======== Dataset extract ========
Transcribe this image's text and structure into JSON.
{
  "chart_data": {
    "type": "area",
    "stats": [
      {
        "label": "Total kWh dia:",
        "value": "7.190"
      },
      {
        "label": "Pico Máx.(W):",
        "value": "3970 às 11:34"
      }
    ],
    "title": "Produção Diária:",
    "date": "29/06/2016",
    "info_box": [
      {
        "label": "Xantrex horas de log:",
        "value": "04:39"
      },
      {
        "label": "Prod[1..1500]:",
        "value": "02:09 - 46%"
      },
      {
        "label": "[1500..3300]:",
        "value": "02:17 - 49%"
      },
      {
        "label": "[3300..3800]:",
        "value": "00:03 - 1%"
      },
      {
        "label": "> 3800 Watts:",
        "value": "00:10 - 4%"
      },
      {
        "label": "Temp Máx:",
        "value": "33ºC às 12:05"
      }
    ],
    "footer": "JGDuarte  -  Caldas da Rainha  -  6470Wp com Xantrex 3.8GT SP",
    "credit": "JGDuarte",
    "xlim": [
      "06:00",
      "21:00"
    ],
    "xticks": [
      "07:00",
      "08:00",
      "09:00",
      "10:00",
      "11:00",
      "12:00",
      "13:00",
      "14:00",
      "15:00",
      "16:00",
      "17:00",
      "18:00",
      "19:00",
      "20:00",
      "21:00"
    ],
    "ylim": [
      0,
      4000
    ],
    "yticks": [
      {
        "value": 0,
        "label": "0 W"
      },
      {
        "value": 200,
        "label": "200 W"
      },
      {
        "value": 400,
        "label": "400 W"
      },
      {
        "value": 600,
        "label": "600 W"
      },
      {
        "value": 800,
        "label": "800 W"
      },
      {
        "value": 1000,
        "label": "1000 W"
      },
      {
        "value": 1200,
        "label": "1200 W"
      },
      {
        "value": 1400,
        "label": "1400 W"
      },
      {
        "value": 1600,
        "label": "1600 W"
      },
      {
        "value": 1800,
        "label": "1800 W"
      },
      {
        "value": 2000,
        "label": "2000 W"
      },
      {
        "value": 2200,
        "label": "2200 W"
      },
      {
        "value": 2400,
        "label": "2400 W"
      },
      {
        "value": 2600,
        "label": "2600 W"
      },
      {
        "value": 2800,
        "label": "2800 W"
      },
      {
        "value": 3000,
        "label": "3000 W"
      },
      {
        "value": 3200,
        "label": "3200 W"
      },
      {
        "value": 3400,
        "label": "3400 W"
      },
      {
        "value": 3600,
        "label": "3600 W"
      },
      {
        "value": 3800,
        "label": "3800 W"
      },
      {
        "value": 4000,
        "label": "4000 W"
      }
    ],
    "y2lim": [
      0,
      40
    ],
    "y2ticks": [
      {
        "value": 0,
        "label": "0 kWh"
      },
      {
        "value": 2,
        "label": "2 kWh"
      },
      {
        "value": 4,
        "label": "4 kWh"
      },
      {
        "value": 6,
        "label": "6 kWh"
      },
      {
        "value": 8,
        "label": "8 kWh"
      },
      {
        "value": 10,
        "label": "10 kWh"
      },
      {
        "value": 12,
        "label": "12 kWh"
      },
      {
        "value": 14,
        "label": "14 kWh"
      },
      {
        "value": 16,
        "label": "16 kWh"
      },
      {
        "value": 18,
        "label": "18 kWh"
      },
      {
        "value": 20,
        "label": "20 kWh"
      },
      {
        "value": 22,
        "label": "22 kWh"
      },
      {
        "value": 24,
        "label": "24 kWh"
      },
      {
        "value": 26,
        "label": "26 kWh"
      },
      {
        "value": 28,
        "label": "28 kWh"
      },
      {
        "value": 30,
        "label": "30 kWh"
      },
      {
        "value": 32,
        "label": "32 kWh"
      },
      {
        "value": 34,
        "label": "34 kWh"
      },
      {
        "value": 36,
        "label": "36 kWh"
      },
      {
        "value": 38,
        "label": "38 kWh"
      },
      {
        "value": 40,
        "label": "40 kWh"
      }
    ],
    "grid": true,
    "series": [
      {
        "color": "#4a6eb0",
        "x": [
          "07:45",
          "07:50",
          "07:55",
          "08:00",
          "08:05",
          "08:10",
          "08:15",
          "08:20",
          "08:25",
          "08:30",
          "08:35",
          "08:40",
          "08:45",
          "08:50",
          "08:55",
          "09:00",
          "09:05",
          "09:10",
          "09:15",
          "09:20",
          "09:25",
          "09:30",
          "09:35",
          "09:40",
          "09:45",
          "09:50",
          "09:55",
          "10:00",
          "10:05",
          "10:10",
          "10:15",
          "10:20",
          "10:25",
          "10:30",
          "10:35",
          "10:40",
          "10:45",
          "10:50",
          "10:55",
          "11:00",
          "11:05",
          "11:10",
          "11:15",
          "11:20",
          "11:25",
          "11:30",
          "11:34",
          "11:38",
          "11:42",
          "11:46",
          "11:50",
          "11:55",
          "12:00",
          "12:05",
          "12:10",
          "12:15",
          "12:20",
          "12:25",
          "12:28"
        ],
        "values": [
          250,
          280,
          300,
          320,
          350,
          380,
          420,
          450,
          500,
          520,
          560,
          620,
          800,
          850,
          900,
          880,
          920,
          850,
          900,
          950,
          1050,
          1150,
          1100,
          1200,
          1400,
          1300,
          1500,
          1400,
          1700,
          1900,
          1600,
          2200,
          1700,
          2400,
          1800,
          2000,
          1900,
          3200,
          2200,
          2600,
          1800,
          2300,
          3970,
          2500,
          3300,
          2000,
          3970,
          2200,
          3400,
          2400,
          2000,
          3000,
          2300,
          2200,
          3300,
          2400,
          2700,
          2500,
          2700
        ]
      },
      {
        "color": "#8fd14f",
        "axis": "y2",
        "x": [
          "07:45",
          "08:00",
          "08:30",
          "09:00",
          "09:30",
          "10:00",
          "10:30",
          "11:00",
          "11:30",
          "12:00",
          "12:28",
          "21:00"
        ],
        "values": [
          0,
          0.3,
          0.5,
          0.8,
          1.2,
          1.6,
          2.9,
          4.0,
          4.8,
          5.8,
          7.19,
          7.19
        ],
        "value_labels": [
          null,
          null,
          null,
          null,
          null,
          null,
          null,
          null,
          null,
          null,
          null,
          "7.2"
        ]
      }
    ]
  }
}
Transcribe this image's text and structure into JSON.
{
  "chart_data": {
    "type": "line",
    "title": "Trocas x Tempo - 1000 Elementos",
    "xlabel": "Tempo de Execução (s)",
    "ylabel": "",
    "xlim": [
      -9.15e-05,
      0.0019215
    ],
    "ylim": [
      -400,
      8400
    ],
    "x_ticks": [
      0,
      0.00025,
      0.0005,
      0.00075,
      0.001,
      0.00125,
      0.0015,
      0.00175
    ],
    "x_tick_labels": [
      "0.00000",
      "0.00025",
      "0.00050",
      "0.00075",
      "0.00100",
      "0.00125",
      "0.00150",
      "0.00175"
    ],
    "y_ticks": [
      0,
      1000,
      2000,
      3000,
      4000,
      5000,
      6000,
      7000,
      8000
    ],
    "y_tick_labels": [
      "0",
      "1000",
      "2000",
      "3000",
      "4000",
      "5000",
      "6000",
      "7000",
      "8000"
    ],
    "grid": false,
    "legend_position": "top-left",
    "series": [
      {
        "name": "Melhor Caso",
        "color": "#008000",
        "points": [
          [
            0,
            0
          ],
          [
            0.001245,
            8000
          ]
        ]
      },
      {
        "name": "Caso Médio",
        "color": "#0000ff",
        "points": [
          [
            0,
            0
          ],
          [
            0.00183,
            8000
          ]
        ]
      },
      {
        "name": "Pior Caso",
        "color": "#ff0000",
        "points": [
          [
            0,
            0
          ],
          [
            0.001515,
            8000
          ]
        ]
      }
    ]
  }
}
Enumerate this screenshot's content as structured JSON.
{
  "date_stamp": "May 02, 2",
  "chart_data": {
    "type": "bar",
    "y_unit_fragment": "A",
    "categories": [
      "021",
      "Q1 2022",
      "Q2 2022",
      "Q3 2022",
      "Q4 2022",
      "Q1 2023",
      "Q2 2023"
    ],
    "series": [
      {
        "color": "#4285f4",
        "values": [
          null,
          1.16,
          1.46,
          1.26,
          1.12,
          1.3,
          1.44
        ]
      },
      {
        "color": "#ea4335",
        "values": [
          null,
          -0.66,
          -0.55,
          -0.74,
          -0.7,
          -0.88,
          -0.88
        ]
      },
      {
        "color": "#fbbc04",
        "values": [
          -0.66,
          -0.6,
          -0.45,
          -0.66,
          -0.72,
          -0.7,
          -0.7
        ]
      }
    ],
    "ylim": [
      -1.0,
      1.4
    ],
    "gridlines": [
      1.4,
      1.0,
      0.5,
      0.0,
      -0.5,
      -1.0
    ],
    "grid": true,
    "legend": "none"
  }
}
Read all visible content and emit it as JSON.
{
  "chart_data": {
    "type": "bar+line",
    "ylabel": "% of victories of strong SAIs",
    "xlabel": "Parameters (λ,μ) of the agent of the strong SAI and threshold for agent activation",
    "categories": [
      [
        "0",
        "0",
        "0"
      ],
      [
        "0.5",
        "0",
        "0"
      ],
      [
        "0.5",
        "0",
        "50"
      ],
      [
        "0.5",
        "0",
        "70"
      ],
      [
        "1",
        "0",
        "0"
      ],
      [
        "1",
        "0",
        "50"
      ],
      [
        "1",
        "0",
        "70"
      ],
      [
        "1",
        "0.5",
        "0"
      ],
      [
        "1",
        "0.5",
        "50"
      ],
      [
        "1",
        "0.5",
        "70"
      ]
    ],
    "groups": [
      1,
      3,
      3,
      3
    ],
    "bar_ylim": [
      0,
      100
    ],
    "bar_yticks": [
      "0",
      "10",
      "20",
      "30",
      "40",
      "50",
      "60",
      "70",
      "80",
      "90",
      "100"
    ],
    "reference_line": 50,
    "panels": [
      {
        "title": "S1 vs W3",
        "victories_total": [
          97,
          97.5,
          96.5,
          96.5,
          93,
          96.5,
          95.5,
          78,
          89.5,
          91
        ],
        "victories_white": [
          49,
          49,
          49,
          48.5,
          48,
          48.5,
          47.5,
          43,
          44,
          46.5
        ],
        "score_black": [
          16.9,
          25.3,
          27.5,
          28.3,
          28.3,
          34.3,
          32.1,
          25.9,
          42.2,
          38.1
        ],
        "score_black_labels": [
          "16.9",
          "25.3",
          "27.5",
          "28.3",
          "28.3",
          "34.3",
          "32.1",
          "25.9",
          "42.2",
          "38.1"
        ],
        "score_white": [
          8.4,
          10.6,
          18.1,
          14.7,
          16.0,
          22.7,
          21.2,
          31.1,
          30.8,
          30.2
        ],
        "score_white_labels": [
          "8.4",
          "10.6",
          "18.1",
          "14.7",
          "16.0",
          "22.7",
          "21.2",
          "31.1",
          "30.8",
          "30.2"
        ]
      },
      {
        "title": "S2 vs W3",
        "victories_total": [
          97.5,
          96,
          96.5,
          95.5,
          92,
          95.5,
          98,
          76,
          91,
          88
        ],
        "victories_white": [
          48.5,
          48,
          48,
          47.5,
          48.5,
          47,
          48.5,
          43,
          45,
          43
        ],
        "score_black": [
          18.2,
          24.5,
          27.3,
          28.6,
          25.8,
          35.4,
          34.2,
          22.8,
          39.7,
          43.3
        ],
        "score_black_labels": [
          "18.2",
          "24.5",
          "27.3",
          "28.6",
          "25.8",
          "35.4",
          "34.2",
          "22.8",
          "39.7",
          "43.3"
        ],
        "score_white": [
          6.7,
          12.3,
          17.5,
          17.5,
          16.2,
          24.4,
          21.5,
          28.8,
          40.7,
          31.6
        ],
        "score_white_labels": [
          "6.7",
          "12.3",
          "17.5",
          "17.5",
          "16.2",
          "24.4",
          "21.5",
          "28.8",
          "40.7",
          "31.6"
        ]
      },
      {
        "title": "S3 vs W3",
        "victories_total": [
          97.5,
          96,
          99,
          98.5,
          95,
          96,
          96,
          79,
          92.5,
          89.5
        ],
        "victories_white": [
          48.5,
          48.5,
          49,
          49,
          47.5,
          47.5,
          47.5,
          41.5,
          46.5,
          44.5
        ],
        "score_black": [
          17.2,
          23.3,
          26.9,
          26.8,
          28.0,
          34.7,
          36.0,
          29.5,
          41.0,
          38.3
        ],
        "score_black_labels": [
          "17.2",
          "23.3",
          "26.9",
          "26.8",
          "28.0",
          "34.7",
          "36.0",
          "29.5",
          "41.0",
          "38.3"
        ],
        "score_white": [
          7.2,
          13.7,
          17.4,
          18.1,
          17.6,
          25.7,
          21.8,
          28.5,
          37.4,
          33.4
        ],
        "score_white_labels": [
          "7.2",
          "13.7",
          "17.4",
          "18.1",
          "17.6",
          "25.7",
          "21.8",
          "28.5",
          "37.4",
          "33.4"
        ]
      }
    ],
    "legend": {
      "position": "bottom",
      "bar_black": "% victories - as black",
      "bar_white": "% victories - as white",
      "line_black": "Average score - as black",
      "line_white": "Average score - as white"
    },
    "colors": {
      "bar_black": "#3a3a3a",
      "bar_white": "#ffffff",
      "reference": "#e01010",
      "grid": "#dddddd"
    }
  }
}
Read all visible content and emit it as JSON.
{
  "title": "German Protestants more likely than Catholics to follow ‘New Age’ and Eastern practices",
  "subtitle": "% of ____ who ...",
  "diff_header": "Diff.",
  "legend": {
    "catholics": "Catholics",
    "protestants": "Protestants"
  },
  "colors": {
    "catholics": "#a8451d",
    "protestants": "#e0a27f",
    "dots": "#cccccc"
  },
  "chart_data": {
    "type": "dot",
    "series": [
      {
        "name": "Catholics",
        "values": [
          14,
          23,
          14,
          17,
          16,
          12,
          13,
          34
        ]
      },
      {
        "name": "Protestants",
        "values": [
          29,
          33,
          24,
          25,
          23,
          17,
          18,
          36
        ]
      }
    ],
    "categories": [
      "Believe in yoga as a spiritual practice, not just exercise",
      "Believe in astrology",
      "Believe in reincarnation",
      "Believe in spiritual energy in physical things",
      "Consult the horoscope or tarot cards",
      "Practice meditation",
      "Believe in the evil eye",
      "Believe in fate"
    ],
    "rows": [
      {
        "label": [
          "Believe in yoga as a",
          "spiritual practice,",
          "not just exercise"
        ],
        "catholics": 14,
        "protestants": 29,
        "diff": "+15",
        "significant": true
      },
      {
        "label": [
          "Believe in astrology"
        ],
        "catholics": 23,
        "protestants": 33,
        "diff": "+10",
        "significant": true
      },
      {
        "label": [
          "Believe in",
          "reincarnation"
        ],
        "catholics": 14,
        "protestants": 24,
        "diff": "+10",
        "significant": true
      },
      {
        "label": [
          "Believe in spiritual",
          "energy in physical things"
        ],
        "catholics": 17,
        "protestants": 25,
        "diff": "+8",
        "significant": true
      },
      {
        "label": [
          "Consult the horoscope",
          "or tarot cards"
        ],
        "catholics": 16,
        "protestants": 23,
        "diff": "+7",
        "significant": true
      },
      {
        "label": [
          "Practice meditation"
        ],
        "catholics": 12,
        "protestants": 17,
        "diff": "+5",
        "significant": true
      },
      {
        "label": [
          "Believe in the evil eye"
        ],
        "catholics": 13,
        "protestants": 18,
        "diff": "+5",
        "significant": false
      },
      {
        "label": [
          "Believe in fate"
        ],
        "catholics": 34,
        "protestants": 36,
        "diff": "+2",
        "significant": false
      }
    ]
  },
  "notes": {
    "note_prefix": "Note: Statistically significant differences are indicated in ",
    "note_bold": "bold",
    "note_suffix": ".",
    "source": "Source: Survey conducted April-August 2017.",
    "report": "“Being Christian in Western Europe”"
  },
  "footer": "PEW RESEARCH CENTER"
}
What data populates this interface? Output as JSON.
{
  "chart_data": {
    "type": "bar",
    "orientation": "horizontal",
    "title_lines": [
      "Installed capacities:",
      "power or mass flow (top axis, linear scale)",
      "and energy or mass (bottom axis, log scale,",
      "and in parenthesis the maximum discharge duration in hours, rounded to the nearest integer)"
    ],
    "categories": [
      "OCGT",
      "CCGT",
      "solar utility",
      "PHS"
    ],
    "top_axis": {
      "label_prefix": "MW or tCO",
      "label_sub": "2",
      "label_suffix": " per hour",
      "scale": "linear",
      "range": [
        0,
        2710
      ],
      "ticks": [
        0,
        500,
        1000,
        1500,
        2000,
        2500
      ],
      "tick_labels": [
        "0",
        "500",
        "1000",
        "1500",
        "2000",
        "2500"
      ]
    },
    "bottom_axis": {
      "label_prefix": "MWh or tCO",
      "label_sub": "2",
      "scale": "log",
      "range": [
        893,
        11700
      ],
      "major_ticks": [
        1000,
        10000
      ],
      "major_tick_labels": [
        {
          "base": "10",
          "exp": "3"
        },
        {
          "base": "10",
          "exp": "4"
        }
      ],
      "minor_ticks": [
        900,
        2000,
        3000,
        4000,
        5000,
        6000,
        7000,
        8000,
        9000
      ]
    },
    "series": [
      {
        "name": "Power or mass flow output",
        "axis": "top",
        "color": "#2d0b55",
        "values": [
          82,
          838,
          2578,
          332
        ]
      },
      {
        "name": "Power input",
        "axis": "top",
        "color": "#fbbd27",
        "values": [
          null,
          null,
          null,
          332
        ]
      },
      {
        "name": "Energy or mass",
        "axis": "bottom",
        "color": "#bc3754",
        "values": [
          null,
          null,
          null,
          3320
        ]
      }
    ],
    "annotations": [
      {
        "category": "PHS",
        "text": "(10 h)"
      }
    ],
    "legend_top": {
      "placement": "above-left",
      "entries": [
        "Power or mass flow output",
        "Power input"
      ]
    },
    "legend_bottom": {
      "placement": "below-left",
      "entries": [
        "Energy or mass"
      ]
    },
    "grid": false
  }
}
========
**Stated exercise**
Report how many lines contain "strong". Give nothing but the number.

**Task output**
2